W&H: What’s the best and worst advice you’ve received?

NA: Best advice: to gamble on myself.

Worst advice: that I couldn’t do it.

W&H: What advice do you have for other female directors?

NA: I hate to give “negative” advice, but I think the thing to be most weary of is other people telling you how to make your film.

The imagination is a mysterious thing, and during the process of making a film, the film only really exists in the imagination. We try to create things which will help articulate the inarticulable — a script, a storyboard, a budget — but ultimately those things all fall short of the whole. Until the film is complete, it only exists in the imagination, and even so perhaps only as a ghost.

When you allow others to asses your materials and tell you how to make your film, it is like they’ve hijacked your imagination. I’m not proposing that we work in isolation, but I think the imagination has to be protected as something rather sacred and mysterious, and one should guard the gates of it very closely.
◇ ◇ ◇
## WRITTEN TASK
Extend the director's interview about advice, written above, with the next few lines after its last sentence.
◇ ◇ ◇
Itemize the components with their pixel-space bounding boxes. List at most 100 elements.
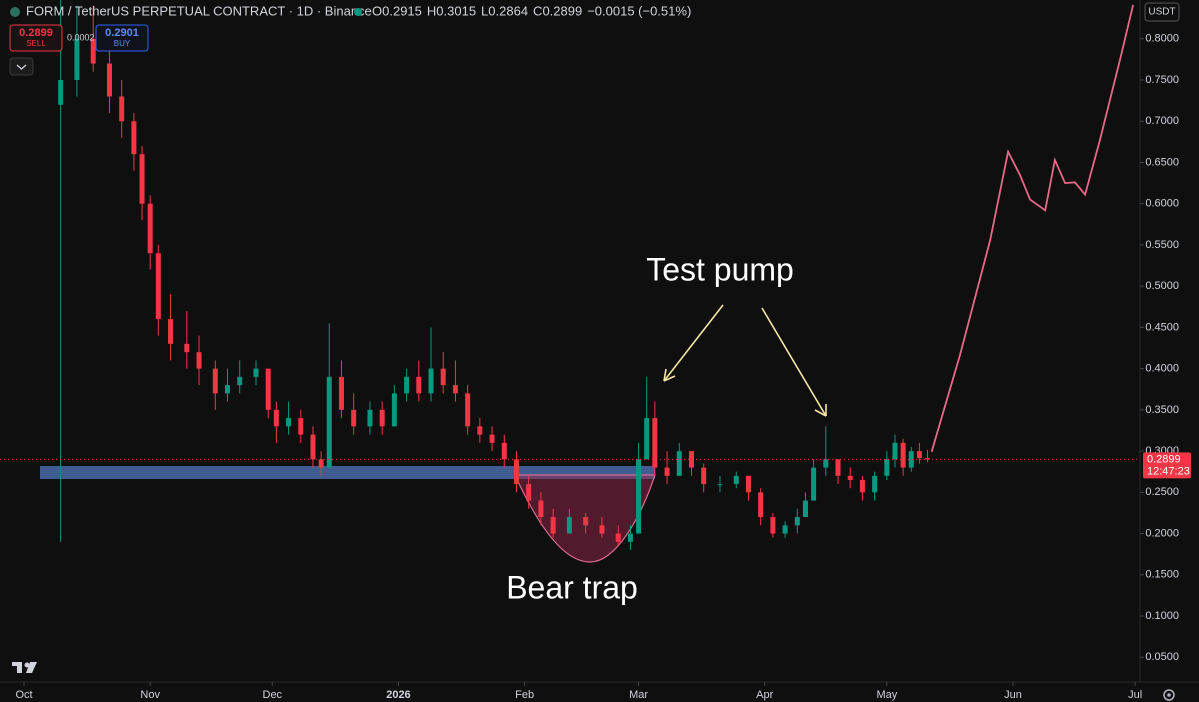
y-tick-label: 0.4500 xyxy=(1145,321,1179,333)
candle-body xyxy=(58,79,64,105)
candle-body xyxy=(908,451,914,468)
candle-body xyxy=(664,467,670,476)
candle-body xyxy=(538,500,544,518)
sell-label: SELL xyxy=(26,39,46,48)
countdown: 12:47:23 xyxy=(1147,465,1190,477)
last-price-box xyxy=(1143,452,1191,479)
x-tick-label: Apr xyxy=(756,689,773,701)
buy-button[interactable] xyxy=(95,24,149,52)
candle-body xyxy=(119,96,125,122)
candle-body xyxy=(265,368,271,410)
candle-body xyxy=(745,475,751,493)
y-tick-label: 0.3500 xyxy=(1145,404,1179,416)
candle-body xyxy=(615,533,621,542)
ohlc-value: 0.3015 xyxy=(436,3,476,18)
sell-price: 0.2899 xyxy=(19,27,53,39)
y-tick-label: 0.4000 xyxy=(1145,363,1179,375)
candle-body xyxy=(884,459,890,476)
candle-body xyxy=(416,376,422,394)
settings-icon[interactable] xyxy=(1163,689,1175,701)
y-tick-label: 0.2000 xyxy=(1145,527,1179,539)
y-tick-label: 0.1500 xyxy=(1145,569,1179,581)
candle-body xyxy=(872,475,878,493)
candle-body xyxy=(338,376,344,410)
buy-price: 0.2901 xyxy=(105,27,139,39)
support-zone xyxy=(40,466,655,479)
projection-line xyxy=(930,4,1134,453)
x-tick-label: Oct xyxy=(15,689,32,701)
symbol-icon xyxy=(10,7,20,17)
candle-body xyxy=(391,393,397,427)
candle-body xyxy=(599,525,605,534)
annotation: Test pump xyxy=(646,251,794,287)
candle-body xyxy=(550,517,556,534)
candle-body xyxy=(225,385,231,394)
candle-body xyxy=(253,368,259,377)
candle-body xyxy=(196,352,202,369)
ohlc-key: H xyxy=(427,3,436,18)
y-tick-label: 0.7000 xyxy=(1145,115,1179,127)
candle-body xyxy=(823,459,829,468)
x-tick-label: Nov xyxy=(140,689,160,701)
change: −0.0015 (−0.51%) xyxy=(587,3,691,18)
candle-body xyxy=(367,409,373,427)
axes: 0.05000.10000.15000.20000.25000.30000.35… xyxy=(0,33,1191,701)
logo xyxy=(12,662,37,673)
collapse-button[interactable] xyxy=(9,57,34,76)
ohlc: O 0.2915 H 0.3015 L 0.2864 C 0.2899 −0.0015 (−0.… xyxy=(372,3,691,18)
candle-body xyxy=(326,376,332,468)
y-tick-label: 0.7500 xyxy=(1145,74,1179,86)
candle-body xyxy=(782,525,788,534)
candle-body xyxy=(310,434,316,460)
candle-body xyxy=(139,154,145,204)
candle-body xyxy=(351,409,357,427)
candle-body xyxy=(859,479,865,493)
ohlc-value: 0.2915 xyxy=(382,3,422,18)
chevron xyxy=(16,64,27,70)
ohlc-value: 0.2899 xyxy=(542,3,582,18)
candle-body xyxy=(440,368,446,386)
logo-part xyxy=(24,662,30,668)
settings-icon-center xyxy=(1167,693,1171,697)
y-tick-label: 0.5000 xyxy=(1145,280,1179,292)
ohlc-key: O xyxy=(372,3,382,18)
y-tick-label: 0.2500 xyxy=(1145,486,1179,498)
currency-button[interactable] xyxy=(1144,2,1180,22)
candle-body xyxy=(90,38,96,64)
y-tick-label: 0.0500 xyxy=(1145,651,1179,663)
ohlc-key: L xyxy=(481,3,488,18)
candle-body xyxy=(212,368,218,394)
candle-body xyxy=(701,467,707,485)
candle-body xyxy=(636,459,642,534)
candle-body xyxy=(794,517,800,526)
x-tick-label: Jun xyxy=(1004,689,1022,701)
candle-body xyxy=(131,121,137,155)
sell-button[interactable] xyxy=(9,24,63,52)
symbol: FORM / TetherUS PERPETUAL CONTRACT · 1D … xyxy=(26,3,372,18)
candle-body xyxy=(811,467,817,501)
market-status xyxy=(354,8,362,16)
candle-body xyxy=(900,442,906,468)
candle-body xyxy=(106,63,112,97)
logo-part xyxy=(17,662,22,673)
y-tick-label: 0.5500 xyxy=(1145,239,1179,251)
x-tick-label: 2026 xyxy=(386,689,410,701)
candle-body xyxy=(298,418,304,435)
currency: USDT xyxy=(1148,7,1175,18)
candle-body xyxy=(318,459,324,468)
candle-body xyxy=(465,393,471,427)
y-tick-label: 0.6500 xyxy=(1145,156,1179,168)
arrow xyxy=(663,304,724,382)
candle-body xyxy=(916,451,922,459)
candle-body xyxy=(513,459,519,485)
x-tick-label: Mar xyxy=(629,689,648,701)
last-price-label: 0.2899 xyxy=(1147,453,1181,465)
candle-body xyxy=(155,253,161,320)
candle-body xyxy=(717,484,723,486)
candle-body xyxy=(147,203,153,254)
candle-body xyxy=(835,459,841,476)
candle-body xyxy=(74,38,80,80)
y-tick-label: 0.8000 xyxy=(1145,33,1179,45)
◇ ◇ ◇
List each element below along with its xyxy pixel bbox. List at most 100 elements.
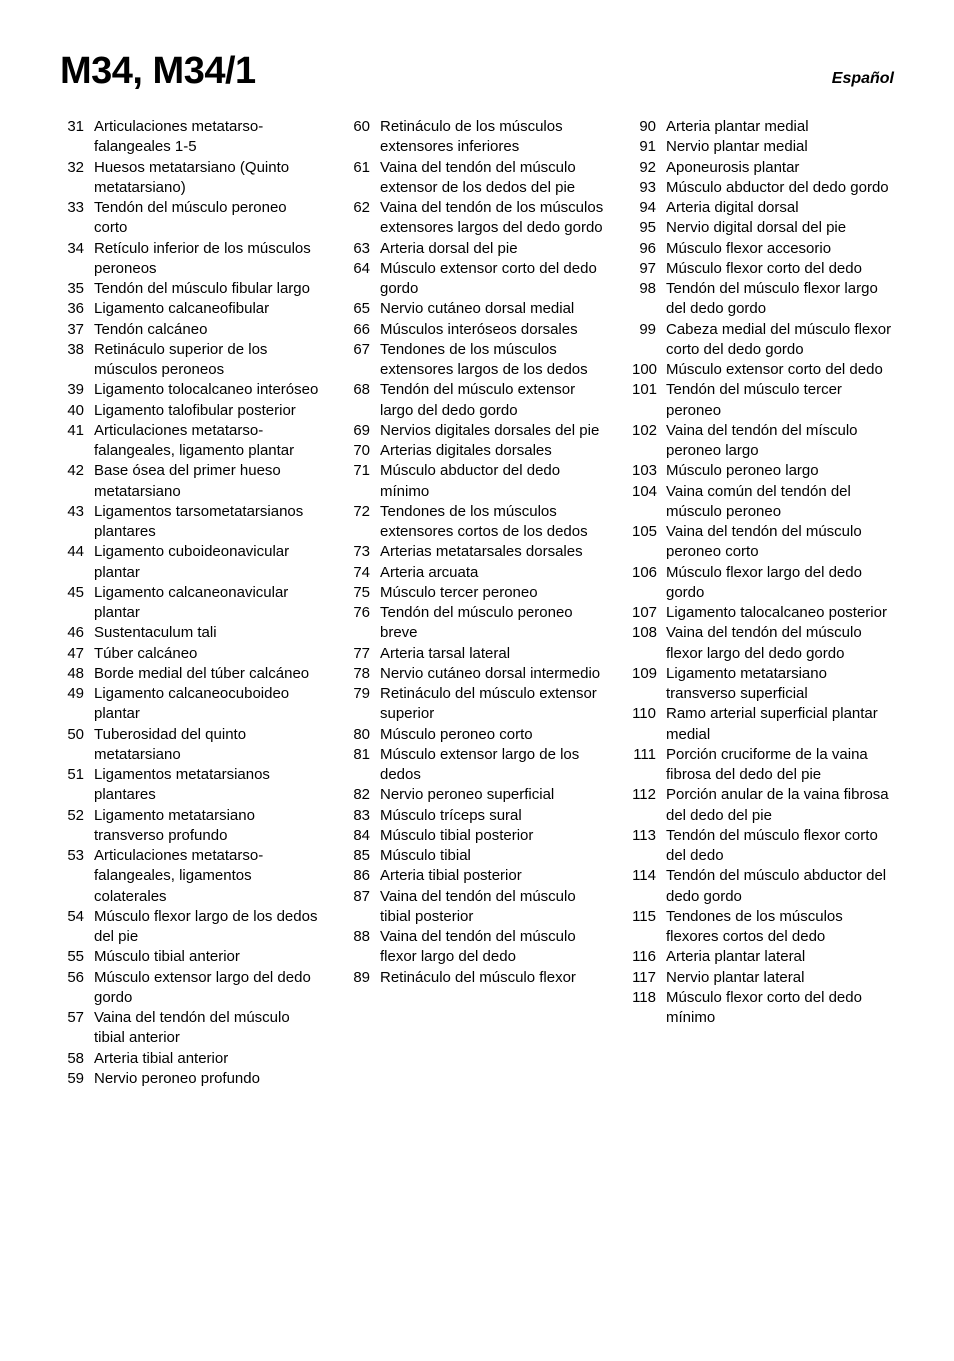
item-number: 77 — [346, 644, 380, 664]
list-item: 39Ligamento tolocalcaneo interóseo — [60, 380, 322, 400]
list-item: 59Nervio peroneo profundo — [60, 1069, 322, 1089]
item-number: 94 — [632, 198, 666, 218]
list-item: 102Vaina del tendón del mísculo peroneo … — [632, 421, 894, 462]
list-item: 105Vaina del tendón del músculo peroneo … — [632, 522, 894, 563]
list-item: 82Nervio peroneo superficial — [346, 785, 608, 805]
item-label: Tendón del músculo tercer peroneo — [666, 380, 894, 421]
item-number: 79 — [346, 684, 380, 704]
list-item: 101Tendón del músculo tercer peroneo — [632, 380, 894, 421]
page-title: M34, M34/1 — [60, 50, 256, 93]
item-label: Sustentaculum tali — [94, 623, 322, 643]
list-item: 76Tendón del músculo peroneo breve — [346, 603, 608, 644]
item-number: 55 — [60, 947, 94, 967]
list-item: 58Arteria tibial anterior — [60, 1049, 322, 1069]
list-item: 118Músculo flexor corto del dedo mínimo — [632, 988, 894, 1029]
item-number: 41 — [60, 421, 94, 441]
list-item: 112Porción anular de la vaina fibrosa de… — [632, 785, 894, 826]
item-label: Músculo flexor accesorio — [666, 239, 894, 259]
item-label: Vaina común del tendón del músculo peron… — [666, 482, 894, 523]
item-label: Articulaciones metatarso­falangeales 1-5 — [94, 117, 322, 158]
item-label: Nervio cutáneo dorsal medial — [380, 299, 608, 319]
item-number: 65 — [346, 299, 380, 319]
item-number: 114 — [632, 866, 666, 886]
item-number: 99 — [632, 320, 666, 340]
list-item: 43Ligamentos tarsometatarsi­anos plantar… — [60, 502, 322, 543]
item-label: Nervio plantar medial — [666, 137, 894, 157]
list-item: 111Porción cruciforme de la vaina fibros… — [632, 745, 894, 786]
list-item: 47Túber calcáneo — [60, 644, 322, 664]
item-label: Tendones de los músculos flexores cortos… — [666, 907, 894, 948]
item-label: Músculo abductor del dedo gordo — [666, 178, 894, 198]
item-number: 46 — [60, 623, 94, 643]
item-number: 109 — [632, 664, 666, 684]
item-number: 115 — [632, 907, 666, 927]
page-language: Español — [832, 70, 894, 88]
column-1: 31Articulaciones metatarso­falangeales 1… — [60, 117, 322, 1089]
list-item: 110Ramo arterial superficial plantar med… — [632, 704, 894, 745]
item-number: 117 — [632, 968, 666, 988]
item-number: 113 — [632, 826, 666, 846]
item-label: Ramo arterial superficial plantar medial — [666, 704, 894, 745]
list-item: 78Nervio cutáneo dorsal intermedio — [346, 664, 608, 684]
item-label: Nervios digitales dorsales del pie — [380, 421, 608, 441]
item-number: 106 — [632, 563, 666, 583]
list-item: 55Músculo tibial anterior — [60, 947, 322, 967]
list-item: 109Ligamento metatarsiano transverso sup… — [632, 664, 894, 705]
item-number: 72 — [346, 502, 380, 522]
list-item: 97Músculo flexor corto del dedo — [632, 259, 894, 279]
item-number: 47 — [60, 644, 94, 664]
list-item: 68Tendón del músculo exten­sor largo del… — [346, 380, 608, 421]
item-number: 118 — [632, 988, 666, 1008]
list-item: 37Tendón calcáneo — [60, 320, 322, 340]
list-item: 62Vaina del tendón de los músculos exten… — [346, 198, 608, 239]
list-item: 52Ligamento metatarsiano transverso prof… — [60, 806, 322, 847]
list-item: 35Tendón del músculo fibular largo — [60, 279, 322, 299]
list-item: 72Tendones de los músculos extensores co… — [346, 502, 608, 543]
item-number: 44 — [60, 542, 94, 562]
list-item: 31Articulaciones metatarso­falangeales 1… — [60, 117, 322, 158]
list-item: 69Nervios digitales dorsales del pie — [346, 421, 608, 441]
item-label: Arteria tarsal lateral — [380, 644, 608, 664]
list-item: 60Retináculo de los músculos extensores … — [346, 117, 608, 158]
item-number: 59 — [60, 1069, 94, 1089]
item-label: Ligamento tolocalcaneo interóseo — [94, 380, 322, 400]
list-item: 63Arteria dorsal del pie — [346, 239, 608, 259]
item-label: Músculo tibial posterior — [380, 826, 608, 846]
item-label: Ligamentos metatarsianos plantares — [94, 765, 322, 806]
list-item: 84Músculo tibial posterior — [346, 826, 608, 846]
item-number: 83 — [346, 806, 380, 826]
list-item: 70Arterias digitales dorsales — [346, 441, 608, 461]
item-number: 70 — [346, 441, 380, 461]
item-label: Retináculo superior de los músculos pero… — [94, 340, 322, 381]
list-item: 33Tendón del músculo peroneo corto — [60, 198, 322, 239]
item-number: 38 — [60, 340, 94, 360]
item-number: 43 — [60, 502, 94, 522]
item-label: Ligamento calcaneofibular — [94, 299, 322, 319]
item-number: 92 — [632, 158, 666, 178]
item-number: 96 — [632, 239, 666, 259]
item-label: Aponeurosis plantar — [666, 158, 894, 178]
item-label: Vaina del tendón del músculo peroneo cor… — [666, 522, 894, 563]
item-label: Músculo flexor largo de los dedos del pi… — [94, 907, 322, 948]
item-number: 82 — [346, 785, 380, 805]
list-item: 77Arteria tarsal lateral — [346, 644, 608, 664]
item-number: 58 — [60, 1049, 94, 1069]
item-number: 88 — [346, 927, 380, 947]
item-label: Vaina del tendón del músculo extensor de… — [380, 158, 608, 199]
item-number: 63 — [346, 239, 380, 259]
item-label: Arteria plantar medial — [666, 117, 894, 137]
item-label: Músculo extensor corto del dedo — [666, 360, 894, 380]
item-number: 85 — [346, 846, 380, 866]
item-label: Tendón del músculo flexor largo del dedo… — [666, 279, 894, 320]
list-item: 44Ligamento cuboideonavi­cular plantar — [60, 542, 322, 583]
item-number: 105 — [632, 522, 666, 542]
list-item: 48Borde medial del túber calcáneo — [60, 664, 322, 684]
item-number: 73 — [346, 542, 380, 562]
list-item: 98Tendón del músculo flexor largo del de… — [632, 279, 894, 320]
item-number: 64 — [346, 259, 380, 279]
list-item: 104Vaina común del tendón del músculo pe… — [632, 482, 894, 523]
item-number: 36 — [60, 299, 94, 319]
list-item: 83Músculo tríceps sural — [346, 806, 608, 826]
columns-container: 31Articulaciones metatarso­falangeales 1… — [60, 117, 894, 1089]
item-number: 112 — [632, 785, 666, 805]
◇ ◇ ◇
## EXERCISE OUTPUT
As women — and minorities or any underprivileged, underrepresented people — I think we are more at risk of having our imaginations hijacked. First, we face the challenge of finding the sense of entitlement to even embark on the journey — to realize what is in our imagination. Then we face a tsunami of obstacles by a society which tends to undermine us causing us to doubt ourselves. There is a kind of equivalent to mansplaining of the imagination and creative process. The goal I think is to survive all of this with grace and integrity, and without bitterness and resentment.

W&H: Name your favorite woman-directed film and why.

NA: I’ve never had “favorite” films, but have had films that inspired me or were useful to me in some way. So, rather than talk about a “favorite” I’d like to talk about my mentor Lourdes Portillo, without whom I don’t believe I could have made the films I’ve made. When I think of the challenges I’ve faced as a Latina director, both in the U.S. and in Mexico, I can only imagine what I would have faced thirty or forty years ago as she did.

I met Lourdes at Sundance in 2002. She was screening “Señorita Extraviada,” or “Missing Young Women,” about the feminicides in Juarez and I was screening my first short film, “All Water Has a Perfect Memory.” I had studied Lourde’s film “The Devil Never Sleeps” in grad school, and it was the only example I had of a film by a Latina about memory.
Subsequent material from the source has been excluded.